■ **Entries provided**:
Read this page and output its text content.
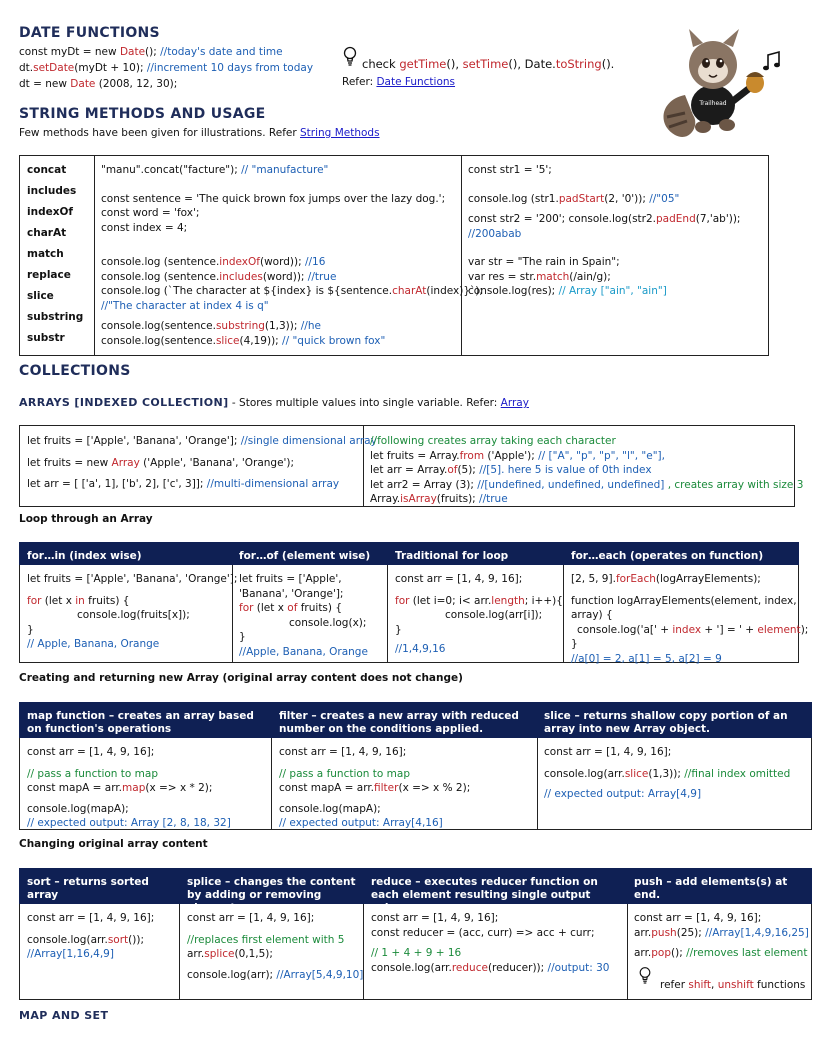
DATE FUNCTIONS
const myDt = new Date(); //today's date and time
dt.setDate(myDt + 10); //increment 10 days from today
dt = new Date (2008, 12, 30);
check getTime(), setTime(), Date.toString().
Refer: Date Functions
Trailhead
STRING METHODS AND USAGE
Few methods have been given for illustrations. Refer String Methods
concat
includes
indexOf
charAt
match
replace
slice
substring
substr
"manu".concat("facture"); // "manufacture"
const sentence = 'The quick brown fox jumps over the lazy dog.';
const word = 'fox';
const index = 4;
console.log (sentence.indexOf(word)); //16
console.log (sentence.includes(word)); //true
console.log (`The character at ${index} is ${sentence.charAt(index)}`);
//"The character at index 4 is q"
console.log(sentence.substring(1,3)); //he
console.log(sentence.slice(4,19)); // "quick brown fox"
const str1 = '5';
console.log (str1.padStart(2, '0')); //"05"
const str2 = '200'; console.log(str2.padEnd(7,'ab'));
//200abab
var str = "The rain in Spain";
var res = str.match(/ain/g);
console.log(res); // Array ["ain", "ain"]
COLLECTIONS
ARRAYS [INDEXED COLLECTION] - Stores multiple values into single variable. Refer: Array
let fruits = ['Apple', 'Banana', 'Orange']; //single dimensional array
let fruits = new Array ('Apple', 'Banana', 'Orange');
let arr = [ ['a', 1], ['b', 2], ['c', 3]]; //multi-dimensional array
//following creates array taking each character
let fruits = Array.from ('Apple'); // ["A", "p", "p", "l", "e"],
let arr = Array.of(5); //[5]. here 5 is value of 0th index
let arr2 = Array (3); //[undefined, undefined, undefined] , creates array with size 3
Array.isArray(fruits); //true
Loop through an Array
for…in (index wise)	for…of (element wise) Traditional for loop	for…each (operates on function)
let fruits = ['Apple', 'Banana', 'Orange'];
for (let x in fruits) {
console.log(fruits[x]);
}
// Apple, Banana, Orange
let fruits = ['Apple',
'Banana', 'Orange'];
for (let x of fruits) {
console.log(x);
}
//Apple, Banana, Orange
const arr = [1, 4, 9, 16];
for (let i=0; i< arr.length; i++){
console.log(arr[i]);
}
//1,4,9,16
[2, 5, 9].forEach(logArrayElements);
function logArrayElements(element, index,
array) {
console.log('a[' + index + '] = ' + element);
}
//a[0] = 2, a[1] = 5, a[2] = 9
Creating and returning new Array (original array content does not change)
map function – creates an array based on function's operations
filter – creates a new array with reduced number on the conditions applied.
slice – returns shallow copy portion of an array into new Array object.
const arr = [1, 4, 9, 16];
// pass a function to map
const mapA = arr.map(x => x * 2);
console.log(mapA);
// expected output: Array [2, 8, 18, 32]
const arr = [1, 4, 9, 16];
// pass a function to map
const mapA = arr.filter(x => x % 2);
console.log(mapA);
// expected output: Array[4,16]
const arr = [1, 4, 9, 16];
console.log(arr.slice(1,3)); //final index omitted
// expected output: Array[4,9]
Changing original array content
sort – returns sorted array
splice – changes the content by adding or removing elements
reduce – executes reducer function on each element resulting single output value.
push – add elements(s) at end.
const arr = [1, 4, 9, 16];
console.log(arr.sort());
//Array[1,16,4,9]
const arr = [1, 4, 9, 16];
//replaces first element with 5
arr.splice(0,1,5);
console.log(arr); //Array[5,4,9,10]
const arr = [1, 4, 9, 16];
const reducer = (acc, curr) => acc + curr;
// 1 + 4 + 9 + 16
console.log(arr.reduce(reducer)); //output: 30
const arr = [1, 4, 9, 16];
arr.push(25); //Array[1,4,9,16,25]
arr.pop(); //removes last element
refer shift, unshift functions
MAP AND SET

■ **Task prompt**:
All of the records need repeating exactly, except for the pictures.

■ **Solution below**:
Read this page and output its text content.
DATE FUNCTIONS
const myDt = new Date(); //today's date and time
dt.setDate(myDt + 10); //increment 10 days from today
dt = new Date (2008, 12, 30);
check getTime(), setTime(), Date.toString().
Refer: Date Functions
Trailhead
STRING METHODS AND USAGE
Few methods have been given for illustrations. Refer String Methods
concat
includes
indexOf
charAt
match
replace
slice
substring
substr
"manu".concat("facture"); // "manufacture"
const sentence = 'The quick brown fox jumps over the lazy dog.';
const word = 'fox';
const index = 4;
console.log (sentence.indexOf(word)); //16
console.log (sentence.includes(word)); //true
console.log (`The character at ${index} is ${sentence.charAt(index)}`);
//"The character at index 4 is q"
console.log(sentence.substring(1,3)); //he
console.log(sentence.slice(4,19)); // "quick brown fox"
const str1 = '5';
console.log (str1.padStart(2, '0')); //"05"
const str2 = '200'; console.log(str2.padEnd(7,'ab'));
//200abab
var str = "The rain in Spain";
var res = str.match(/ain/g);
console.log(res); // Array ["ain", "ain"]
COLLECTIONS
ARRAYS [INDEXED COLLECTION] - Stores multiple values into single variable. Refer: Array
let fruits = ['Apple', 'Banana', 'Orange']; //single dimensional array
let fruits = new Array ('Apple', 'Banana', 'Orange');
let arr = [ ['a', 1], ['b', 2], ['c', 3]]; //multi-dimensional array
//following creates array taking each character
let fruits = Array.from ('Apple'); // ["A", "p", "p", "l", "e"],
let arr = Array.of(5); //[5]. here 5 is value of 0th index
let arr2 = Array (3); //[undefined, undefined, undefined] , creates array with size 3
Array.isArray(fruits); //true
Loop through an Array
for…in (index wise)	for…of (element wise) Traditional for loop	for…each (operates on function)
let fruits = ['Apple', 'Banana', 'Orange'];
for (let x in fruits) {
console.log(fruits[x]);
}
// Apple, Banana, Orange
let fruits = ['Apple',
'Banana', 'Orange'];
for (let x of fruits) {
console.log(x);
}
//Apple, Banana, Orange
const arr = [1, 4, 9, 16];
for (let i=0; i< arr.length; i++){
console.log(arr[i]);
}
//1,4,9,16
[2, 5, 9].forEach(logArrayElements);
function logArrayElements(element, index,
array) {
console.log('a[' + index + '] = ' + element);
}
//a[0] = 2, a[1] = 5, a[2] = 9
Creating and returning new Array (original array content does not change)
map function – creates an array based on function's operations
filter – creates a new array with reduced number on the conditions applied.
slice – returns shallow copy portion of an array into new Array object.
const arr = [1, 4, 9, 16];
// pass a function to map
const mapA = arr.map(x => x * 2);
console.log(mapA);
// expected output: Array [2, 8, 18, 32]
const arr = [1, 4, 9, 16];
// pass a function to map
const mapA = arr.filter(x => x % 2);
console.log(mapA);
// expected output: Array[4,16]
const arr = [1, 4, 9, 16];
console.log(arr.slice(1,3)); //final index omitted
// expected output: Array[4,9]
Changing original array content
sort – returns sorted array
splice – changes the content by adding or removing elements
reduce – executes reducer function on each element resulting single output value.
push – add elements(s) at end.
const arr = [1, 4, 9, 16];
console.log(arr.sort());
//Array[1,16,4,9]
const arr = [1, 4, 9, 16];
//replaces first element with 5
arr.splice(0,1,5);
console.log(arr); //Array[5,4,9,10]
const arr = [1, 4, 9, 16];
const reducer = (acc, curr) => acc + curr;
// 1 + 4 + 9 + 16
console.log(arr.reduce(reducer)); //output: 30
const arr = [1, 4, 9, 16];
arr.push(25); //Array[1,4,9,16,25]
arr.pop(); //removes last element
refer shift, unshift functions
MAP AND SET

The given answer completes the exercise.